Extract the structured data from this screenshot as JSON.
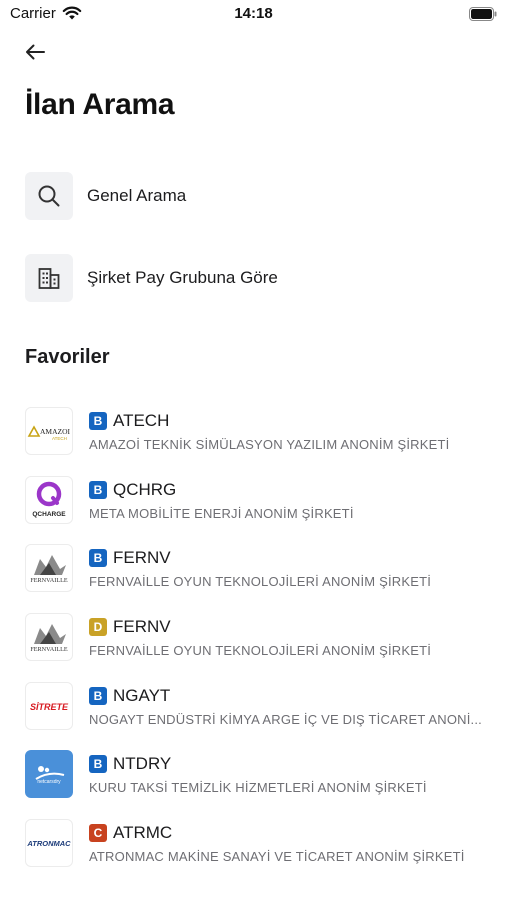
{
  "status_bar": {
    "carrier": "Carrier",
    "time": "14:18"
  },
  "header": {
    "title": "İlan Arama"
  },
  "options": [
    {
      "label": "Genel Arama",
      "icon": "search-icon"
    },
    {
      "label": "Şirket Pay Grubuna Göre",
      "icon": "building-icon"
    }
  ],
  "favorites": {
    "title": "Favoriler",
    "items": [
      {
        "badge": "B",
        "badge_color": "#1565c0",
        "code": "ATECH",
        "company": "AMAZOİ TEKNİK SİMÜLASYON YAZILIM ANONİM ŞİRKETİ",
        "logo": "amazoi-logo",
        "logo_text": "AMAZOI",
        "logo_subtext": "ATECH"
      },
      {
        "badge": "B",
        "badge_color": "#1565c0",
        "code": "QCHRG",
        "company": "META MOBİLİTE ENERJİ ANONİM ŞİRKETİ",
        "logo": "qcharge-logo",
        "logo_text": "QCHARGE"
      },
      {
        "badge": "B",
        "badge_color": "#1565c0",
        "code": "FERNV",
        "company": "FERNVAİLLE OYUN TEKNOLOJİLERİ ANONİM ŞİRKETİ",
        "logo": "fernvaille-logo",
        "logo_text": "FERNVAILLE"
      },
      {
        "badge": "D",
        "badge_color": "#c9a227",
        "code": "FERNV",
        "company": "FERNVAİLLE OYUN TEKNOLOJİLERİ ANONİM ŞİRKETİ",
        "logo": "fernvaille-logo",
        "logo_text": "FERNVAILLE"
      },
      {
        "badge": "B",
        "badge_color": "#1565c0",
        "code": "NGAYT",
        "company": "NOGAYT ENDÜSTRİ KİMYA ARGE İÇ VE DIŞ TİCARET ANONİ...",
        "logo": "sitrete-logo",
        "logo_text": "SİTRETE"
      },
      {
        "badge": "B",
        "badge_color": "#1565c0",
        "code": "NTDRY",
        "company": "KURU TAKSİ TEMİZLİK HİZMETLERİ ANONİM ŞİRKETİ",
        "logo": "netdry-logo",
        "logo_text": "netcarsdry"
      },
      {
        "badge": "C",
        "badge_color": "#c8421f",
        "code": "ATRMC",
        "company": "ATRONMAC MAKİNE SANAYİ VE TİCARET ANONİM ŞİRKETİ",
        "logo": "atronmac-logo",
        "logo_text": "ATRONMAC"
      }
    ]
  },
  "colors": {
    "badge_b": "#1565c0",
    "badge_d": "#c9a227",
    "badge_c": "#c8421f",
    "icon_box": "#f1f2f4"
  }
}
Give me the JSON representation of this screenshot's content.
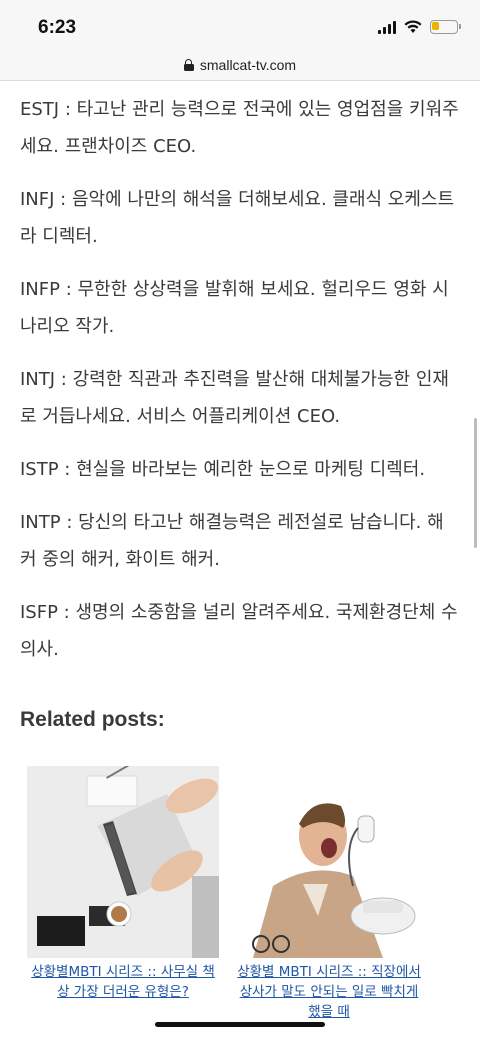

—————

» Description of the task: Show all lines from the listing above in which "code" appears.

» Task response:
        "code": "ATECH",
        "code": "QCHRG",
        "code": "FERNV",
        "code": "FERNV",
        "code": "NGAYT",
        "code": "NTDRY",
        "code": "ATRMC",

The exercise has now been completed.